— Start of Document excerpt —
Hoover did something similar as President, which many economists attribute to worsening the depression - he sat down with the leaders of industry to ask them not to lower wages during the deflationary period, and they complied. He thought higher wages would stall deflation - we now know that it was a monetary phenomenon...
Also, I'd like to point out there's much blame to go around for sprawl beyond Hoover. Hopefully, I'll shed some more light on historical matters in future posts....
I must not have started reading your blog thoroughly enough early enough, because I can't get my head around your antipathy toward suburban living. I'm not sure what's wrong with having a lawn without sheep, where kids can play on grass and on in the streets, or having your own home, even with your own garage.
Are you only oppose to this when it happens in proper suburbs or do you dislike small towns as well?
Instead of owning our own homes, should we all rent from a few hereditary landowners?
Hi, Sol.
I like small towns. They are the necessary service hubs of rural communities. I think they are excellent, unless they sprawl and destroy farm land. Perhaps the ideal such community is Flavigny-sur-Ozerain in France (google it to see how beautiful it is), but there are countless villages of the like all over the world. The key is to keep them small, with narrow streets, and dense. Once they start to spread out farm land is destroyed and we get strip malls and tract houses in place of fruit trees, vineyards and waving amber grain.
— End of Document excerpt —
_What this exercise asks_:
(a) In the blog discussion about sprawl, why did Hoover ask industry leaders not to lower wages? Answer in one to three sentences.
(b) Resume the blog discussion about sprawl after its final sentence, carrying on the reply to Sol in the same voice.
The rows on this page can be left aside.
— Start of Record set —
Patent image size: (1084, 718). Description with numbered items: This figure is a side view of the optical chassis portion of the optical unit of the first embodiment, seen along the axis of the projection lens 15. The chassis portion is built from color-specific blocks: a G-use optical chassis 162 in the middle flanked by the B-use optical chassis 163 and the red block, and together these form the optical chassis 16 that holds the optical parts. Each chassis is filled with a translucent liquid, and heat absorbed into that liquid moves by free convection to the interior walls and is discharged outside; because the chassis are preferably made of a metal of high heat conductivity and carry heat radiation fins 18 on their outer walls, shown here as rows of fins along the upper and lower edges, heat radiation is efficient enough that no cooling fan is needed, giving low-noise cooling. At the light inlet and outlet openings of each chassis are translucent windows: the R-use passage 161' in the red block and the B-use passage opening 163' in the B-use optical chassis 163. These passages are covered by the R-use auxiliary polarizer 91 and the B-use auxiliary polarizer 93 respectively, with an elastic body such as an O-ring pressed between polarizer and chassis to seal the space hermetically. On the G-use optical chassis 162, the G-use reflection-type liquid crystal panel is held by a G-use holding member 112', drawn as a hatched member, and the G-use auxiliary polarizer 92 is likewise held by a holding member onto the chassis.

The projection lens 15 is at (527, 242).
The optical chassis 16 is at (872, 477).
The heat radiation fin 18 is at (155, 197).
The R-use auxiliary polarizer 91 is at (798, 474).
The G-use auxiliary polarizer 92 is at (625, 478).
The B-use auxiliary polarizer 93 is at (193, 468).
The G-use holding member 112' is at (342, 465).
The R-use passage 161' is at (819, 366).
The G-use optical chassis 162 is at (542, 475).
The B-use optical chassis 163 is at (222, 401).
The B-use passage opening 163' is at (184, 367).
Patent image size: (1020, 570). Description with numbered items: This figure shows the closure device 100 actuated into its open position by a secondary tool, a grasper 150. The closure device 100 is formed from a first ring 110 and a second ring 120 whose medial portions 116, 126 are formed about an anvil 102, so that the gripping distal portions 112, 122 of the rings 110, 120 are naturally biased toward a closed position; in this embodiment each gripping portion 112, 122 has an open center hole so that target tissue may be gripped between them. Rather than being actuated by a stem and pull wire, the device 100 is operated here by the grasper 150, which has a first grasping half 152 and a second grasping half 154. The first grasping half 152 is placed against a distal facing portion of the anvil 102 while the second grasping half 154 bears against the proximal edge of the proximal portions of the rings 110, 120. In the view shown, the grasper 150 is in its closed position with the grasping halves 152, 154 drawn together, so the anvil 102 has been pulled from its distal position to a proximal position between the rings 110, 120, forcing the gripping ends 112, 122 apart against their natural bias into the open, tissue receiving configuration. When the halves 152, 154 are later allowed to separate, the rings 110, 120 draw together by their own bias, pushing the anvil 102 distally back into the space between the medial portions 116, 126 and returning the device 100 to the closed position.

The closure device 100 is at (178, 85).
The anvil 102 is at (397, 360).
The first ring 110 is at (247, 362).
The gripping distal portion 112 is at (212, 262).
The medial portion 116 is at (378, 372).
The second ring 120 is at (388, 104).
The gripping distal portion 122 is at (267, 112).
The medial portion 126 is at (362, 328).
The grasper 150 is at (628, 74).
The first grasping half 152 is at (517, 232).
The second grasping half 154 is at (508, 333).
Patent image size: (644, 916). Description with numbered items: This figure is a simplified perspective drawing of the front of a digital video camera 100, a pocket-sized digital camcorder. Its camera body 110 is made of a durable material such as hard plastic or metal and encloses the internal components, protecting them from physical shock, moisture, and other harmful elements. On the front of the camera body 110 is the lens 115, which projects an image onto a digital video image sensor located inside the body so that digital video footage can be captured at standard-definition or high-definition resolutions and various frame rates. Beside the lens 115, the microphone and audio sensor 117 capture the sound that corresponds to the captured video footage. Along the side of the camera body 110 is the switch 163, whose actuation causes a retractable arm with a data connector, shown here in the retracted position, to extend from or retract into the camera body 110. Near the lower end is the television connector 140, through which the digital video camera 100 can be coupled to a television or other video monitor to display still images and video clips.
— End of Record set —
_The results_:
(a) Hoover thought higher wages would stall the deflation of that period.

(b)
I can not state too strongly that beauty is important. Winston Churchill said a lot of things, but I do not think he was ever more truthful than when he said, "We shape our buildings; thereafter they shape us." I've never seen a beautiful strip mall. I've never seen an inspiring parking lot. I've never seen a quaint snout house development. As Orthodox we should bemoan this lack of beauty.
The main problem I see with most suburban development is that it kills community. Every house is is own little sealed off compound, with a lawn as a no mans land. Single family detached houses (together with television and air conditioning) have ruined neighborliness.
Oh, the sheep thing. The lawns in American subdivisions are planted in imitation of the lawns around British manor houses. But those lawns existed because sheep kept the the grass short. The lawns existed because of the sheep. Form follows function.
And about ownership. I am a capitalist. I'm not opposed to people owning the buildings they live in. I'm not sure it is a wise use of capital to put it into the house you live in (unless that property is also income producing) but I totally stand behind the individual's (or partnership's, or corporation's) right to own land.